-- start --

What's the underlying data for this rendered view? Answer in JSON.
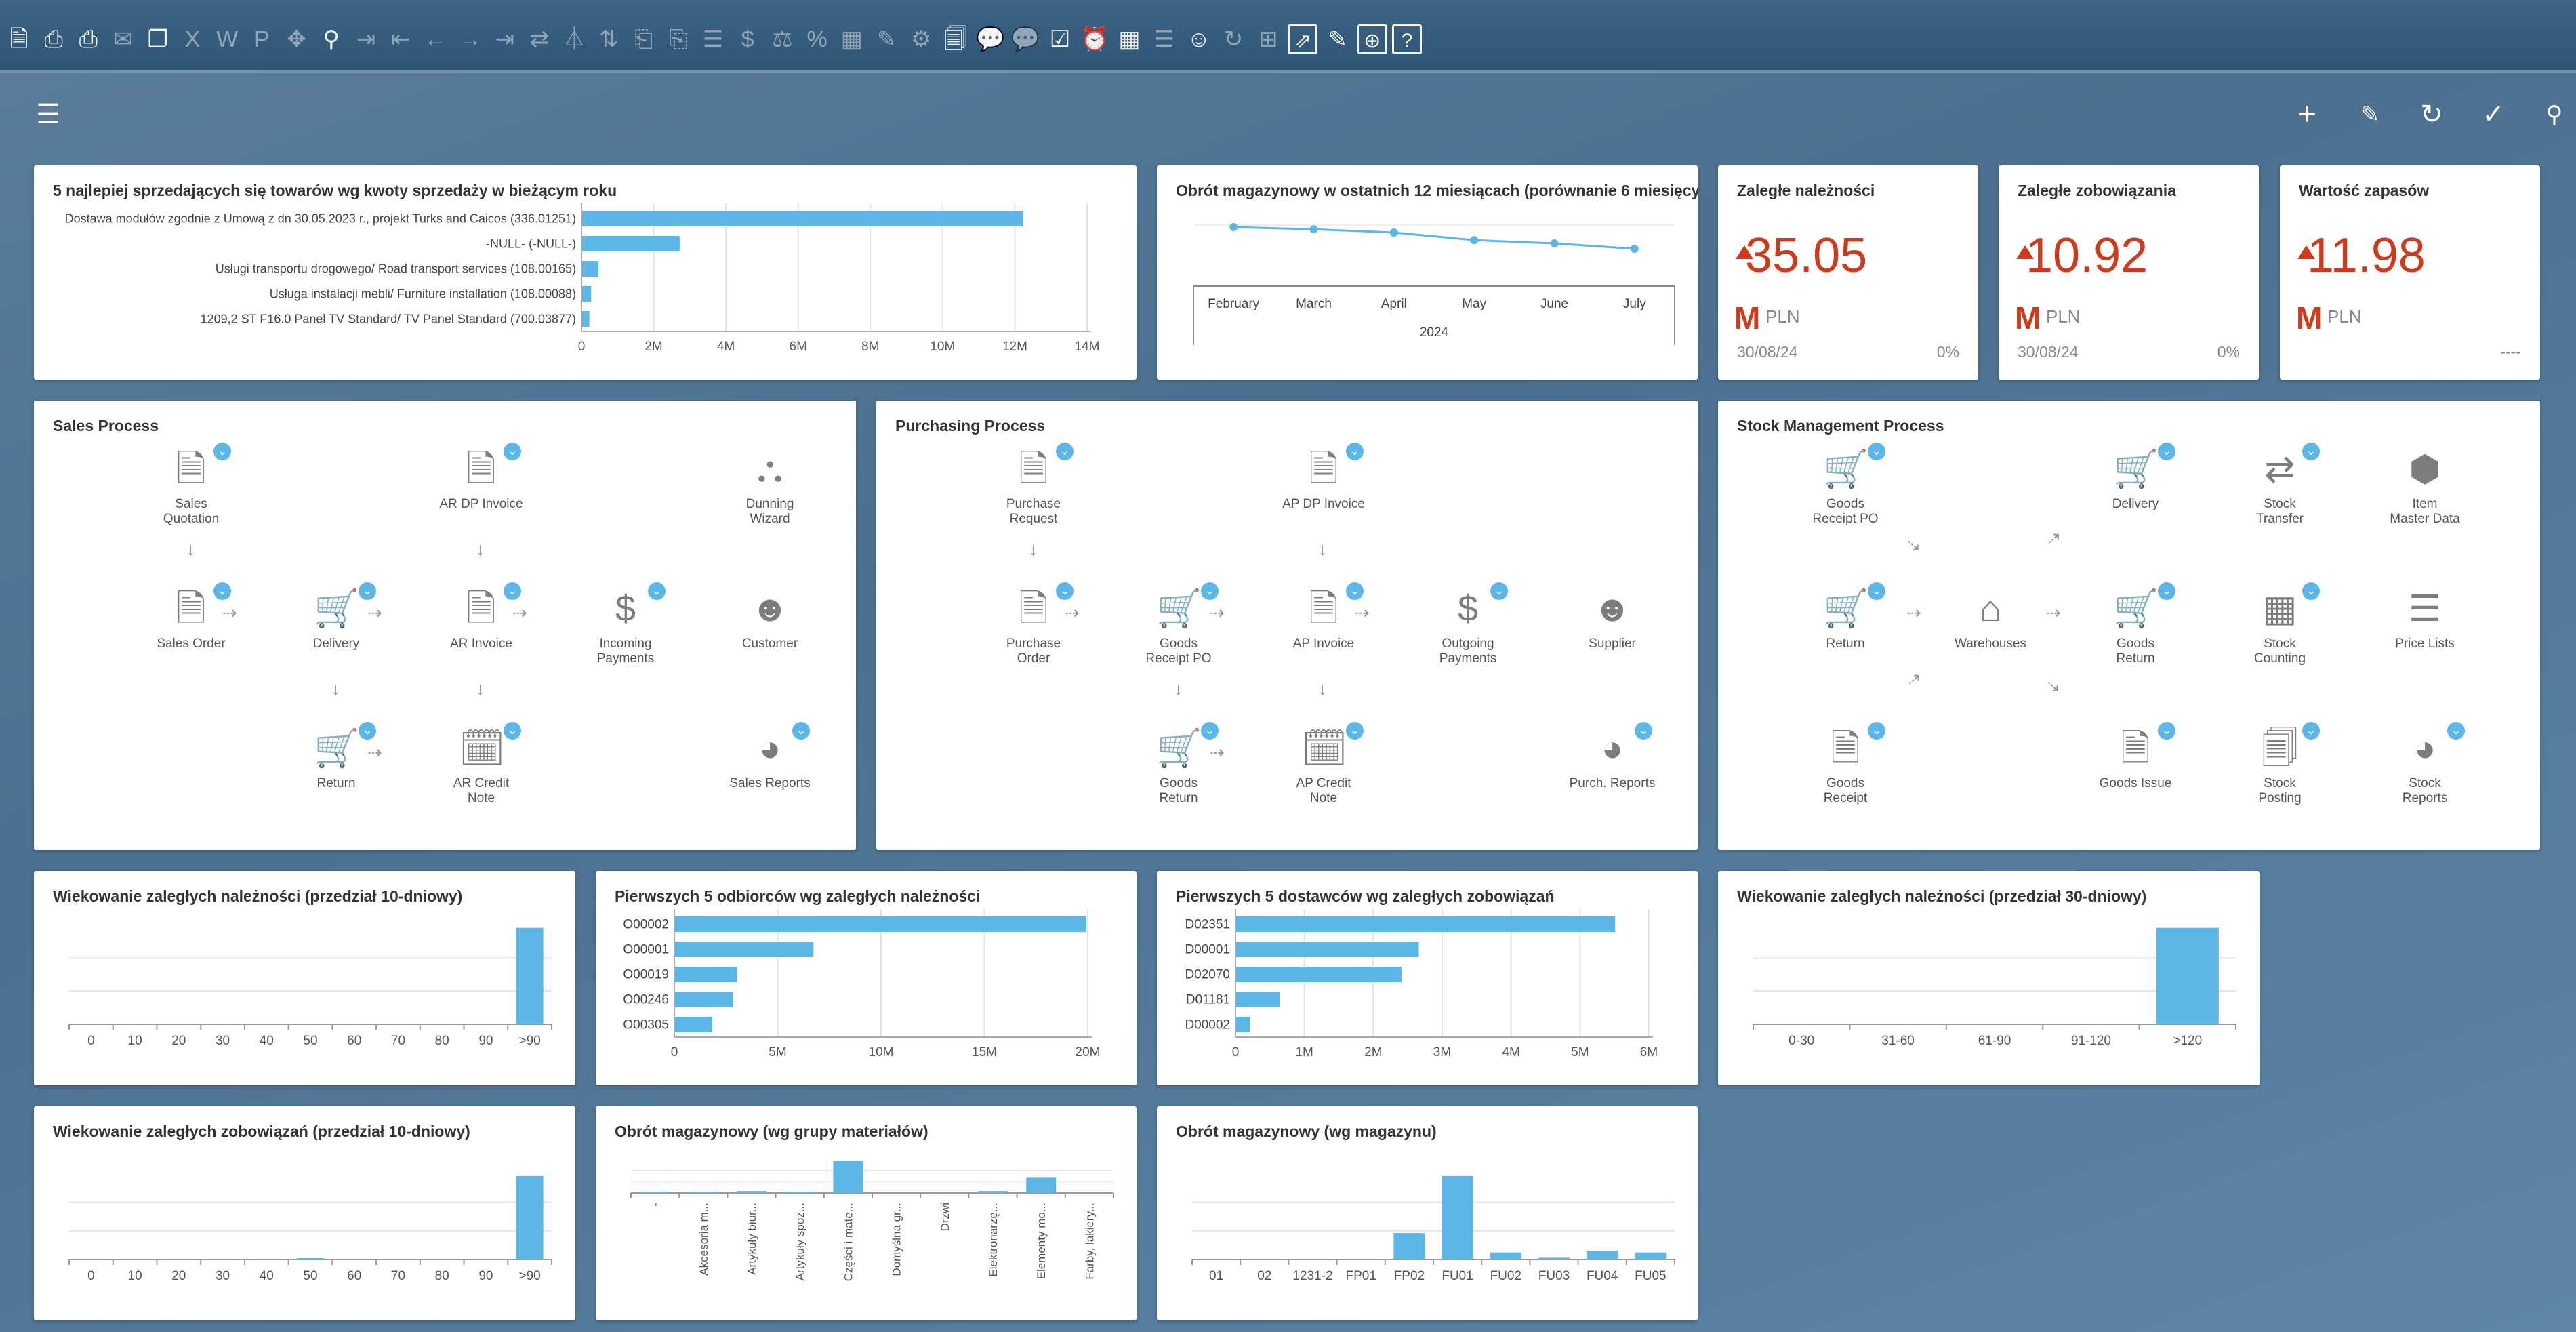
{
  "toolbar": {
    "icons": [
      "preview-icon",
      "print-icon",
      "print-preview-icon",
      "email-icon",
      "window-icon",
      "excel-icon",
      "word-icon",
      "pdf-icon",
      "move-icon",
      "binoculars-icon",
      "goto-icon",
      "first-record-icon",
      "previous-record-icon",
      "next-record-icon",
      "last-record-icon",
      "refresh-data-icon",
      "filter-icon",
      "sort-icon",
      "base-document-icon",
      "target-document-icon",
      "journal-icon",
      "payment-icon",
      "balance-icon",
      "gross-profit-icon",
      "volume-icon",
      "edit-layout-icon",
      "settings-icon",
      "form-settings-icon",
      "messages-icon",
      "chat-icon",
      "approval-icon",
      "alerts-icon",
      "calendar-icon",
      "notes-icon",
      "user-icon",
      "relationship-icon",
      "customize-icon",
      "export-icon",
      "draw-icon",
      "web-icon",
      "help-icon"
    ]
  },
  "appbar": {
    "menu_icon": "hamburger-menu-icon",
    "actions": [
      "add-icon",
      "edit-icon",
      "refresh-icon",
      "check-icon",
      "search-icon"
    ]
  },
  "top_sales": {
    "title": "5 najlepiej sprzedających się towarów wg kwoty sprzedaży w bieżącym roku",
    "chart_data": {
      "type": "bar",
      "orientation": "horizontal",
      "categories": [
        "Dostawa modułów zgodnie z Umową z dn 30.05.2023 r., projekt Turks and Caicos (336.01251)",
        "-NULL- (-NULL-)",
        "Usługi transportu drogowego/ Road transport services (108.00165)",
        "Usługa instalacji mebli/ Furniture installation (108.00088)",
        "1209,2 ST F16.0 Panel TV Standard/ TV Panel Standard (700.03877)"
      ],
      "values": [
        12200000,
        2700000,
        450000,
        250000,
        200000
      ],
      "xlim": [
        0,
        14000000
      ],
      "ticks": [
        "0",
        "2M",
        "4M",
        "6M",
        "8M",
        "10M",
        "12M",
        "14M"
      ],
      "grid": true
    }
  },
  "turnover12": {
    "title": "Obrót magazynowy w ostatnich 12 miesiącach (porównanie 6 miesięcy)",
    "chart_data": {
      "type": "line",
      "categories": [
        "February",
        "March",
        "April",
        "May",
        "June",
        "July"
      ],
      "values": [
        100,
        98,
        95,
        88,
        85,
        80
      ],
      "group_label": "2024"
    }
  },
  "kpis": [
    {
      "title": "Zaległe należności",
      "value": "35.05",
      "unit": "M",
      "currency": "PLN",
      "date": "30/08/24",
      "pct": "0%"
    },
    {
      "title": "Zaległe zobowiązania",
      "value": "10.92",
      "unit": "M",
      "currency": "PLN",
      "date": "30/08/24",
      "pct": "0%"
    },
    {
      "title": "Wartość zapasów",
      "value": "11.98",
      "unit": "M",
      "currency": "PLN",
      "date": "",
      "pct": "----"
    }
  ],
  "sales_process": {
    "title": "Sales Process",
    "nodes": [
      {
        "label": "Sales\nQuotation",
        "icon": "document-icon",
        "badge": true
      },
      {
        "label": "AR DP Invoice",
        "icon": "invoice-dollar-icon",
        "badge": true
      },
      {
        "label": "Dunning\nWizard",
        "icon": "dunning-icon",
        "badge": false
      },
      {
        "label": "Sales Order",
        "icon": "document-icon",
        "badge": true
      },
      {
        "label": "Delivery",
        "icon": "cart-icon",
        "badge": true
      },
      {
        "label": "AR Invoice",
        "icon": "invoice-icon",
        "badge": true
      },
      {
        "label": "Incoming\nPayments",
        "icon": "payment-icon",
        "badge": true
      },
      {
        "label": "Customer",
        "icon": "customer-icon",
        "badge": false
      },
      {
        "label": "Return",
        "icon": "cart-return-icon",
        "badge": true
      },
      {
        "label": "AR Credit\nNote",
        "icon": "credit-note-icon",
        "badge": true
      },
      {
        "label": "Sales Reports",
        "icon": "pie-report-icon",
        "badge": true
      }
    ]
  },
  "purchasing_process": {
    "title": "Purchasing Process",
    "nodes": [
      {
        "label": "Purchase\nRequest",
        "icon": "request-icon",
        "badge": true
      },
      {
        "label": "AP DP Invoice",
        "icon": "invoice-dollar-icon",
        "badge": true
      },
      {
        "label": "Purchase\nOrder",
        "icon": "document-icon",
        "badge": true
      },
      {
        "label": "Goods\nReceipt PO",
        "icon": "cart-icon",
        "badge": true
      },
      {
        "label": "AP Invoice",
        "icon": "invoice-icon",
        "badge": true
      },
      {
        "label": "Outgoing\nPayments",
        "icon": "payment-icon",
        "badge": true
      },
      {
        "label": "Supplier",
        "icon": "supplier-icon",
        "badge": false
      },
      {
        "label": "Goods\nReturn",
        "icon": "cart-return-icon",
        "badge": true
      },
      {
        "label": "AP Credit\nNote",
        "icon": "credit-note-icon",
        "badge": true
      },
      {
        "label": "Purch. Reports",
        "icon": "pie-report-icon",
        "badge": true
      }
    ]
  },
  "stock_process": {
    "title": "Stock Management Process",
    "nodes": [
      {
        "label": "Goods\nReceipt PO",
        "icon": "cart-icon",
        "badge": true
      },
      {
        "label": "Delivery",
        "icon": "cart-icon",
        "badge": true
      },
      {
        "label": "Stock\nTransfer",
        "icon": "transfer-icon",
        "badge": true
      },
      {
        "label": "Item\nMaster Data",
        "icon": "cube-icon",
        "badge": false
      },
      {
        "label": "Return",
        "icon": "cart-return-icon",
        "badge": true
      },
      {
        "label": "Warehouses",
        "icon": "warehouse-icon",
        "badge": false
      },
      {
        "label": "Goods\nReturn",
        "icon": "cart-return-icon",
        "badge": true
      },
      {
        "label": "Stock\nCounting",
        "icon": "calculator-icon",
        "badge": true
      },
      {
        "label": "Price Lists",
        "icon": "list-icon",
        "badge": false
      },
      {
        "label": "Goods\nReceipt",
        "icon": "document-icon",
        "badge": true
      },
      {
        "label": "Goods Issue",
        "icon": "document-icon",
        "badge": true
      },
      {
        "label": "Stock\nPosting",
        "icon": "posting-icon",
        "badge": true
      },
      {
        "label": "Stock\nReports",
        "icon": "pie-report-icon",
        "badge": true
      }
    ]
  },
  "ar_aging10": {
    "title": "Wiekowanie zaległych należności (przedział 10-dniowy)",
    "chart_data": {
      "type": "bar",
      "categories": [
        "0",
        "10",
        "20",
        "30",
        "40",
        "50",
        "60",
        "70",
        "80",
        "90",
        ">90"
      ],
      "values": [
        0,
        0,
        0,
        0,
        0,
        0,
        0,
        0,
        0,
        0,
        100
      ],
      "grid": true
    }
  },
  "top_customers": {
    "title": "Pierwszych 5 odbiorców wg zaległych należności",
    "chart_data": {
      "type": "bar",
      "orientation": "horizontal",
      "categories": [
        "O00002",
        "O00001",
        "O00019",
        "O00246",
        "O00305"
      ],
      "values": [
        19900000,
        6700000,
        3000000,
        2800000,
        1800000
      ],
      "xlim": [
        0,
        20000000
      ],
      "ticks": [
        "0",
        "5M",
        "10M",
        "15M",
        "20M"
      ],
      "grid": true
    }
  },
  "top_vendors": {
    "title": "Pierwszych 5 dostawców wg zaległych zobowiązań",
    "chart_data": {
      "type": "bar",
      "orientation": "horizontal",
      "categories": [
        "D02351",
        "D00001",
        "D02070",
        "D01181",
        "D00002"
      ],
      "values": [
        5500000,
        2650000,
        2400000,
        630000,
        200000
      ],
      "xlim": [
        0,
        6000000
      ],
      "ticks": [
        "0",
        "1M",
        "2M",
        "3M",
        "4M",
        "5M",
        "6M"
      ],
      "grid": true
    }
  },
  "ar_aging30": {
    "title": "Wiekowanie zaległych należności (przedział 30-dniowy)",
    "chart_data": {
      "type": "bar",
      "categories": [
        "0-30",
        "31-60",
        "61-90",
        "91-120",
        ">120"
      ],
      "values": [
        0,
        0,
        0,
        0,
        100
      ],
      "grid": true
    }
  },
  "ap_aging10": {
    "title": "Wiekowanie zaległych zobowiązań (przedział 10-dniowy)",
    "chart_data": {
      "type": "bar",
      "categories": [
        "0",
        "10",
        "20",
        "30",
        "40",
        "50",
        "60",
        "70",
        "80",
        "90",
        ">90"
      ],
      "values": [
        0,
        0,
        0,
        0,
        0,
        1,
        0,
        0,
        0,
        0,
        100
      ],
      "grid": true
    }
  },
  "turnover_group": {
    "title": "Obrót magazynowy (wg grupy materiałów)",
    "chart_data": {
      "type": "bar",
      "categories": [
        "-",
        "Akcesoria m...",
        "Artykuły biur...",
        "Artykuły spoż...",
        "Części i mate...",
        "Domyślna gr...",
        "Drzwi",
        "Elektronarzę...",
        "Elementy mo...",
        "Farby, lakiery..."
      ],
      "values": [
        1,
        1,
        2,
        1,
        34,
        0,
        0,
        2,
        16,
        0
      ],
      "grid": true
    }
  },
  "turnover_wh": {
    "title": "Obrót magazynowy (wg magazynu)",
    "chart_data": {
      "type": "bar",
      "categories": [
        "01",
        "02",
        "1231-2",
        "FP01",
        "FP02",
        "FU01",
        "FU02",
        "FU03",
        "FU04",
        "FU05"
      ],
      "values": [
        0,
        0,
        0,
        0,
        30,
        95,
        8,
        2,
        10,
        8
      ],
      "grid": true
    }
  }
}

-- end --

» Exercise description
Return each line of the listing that holds the string "nNote".

» Completed task
        "label": "AR Credit\nNote",
        "label": "AP Credit\nNote",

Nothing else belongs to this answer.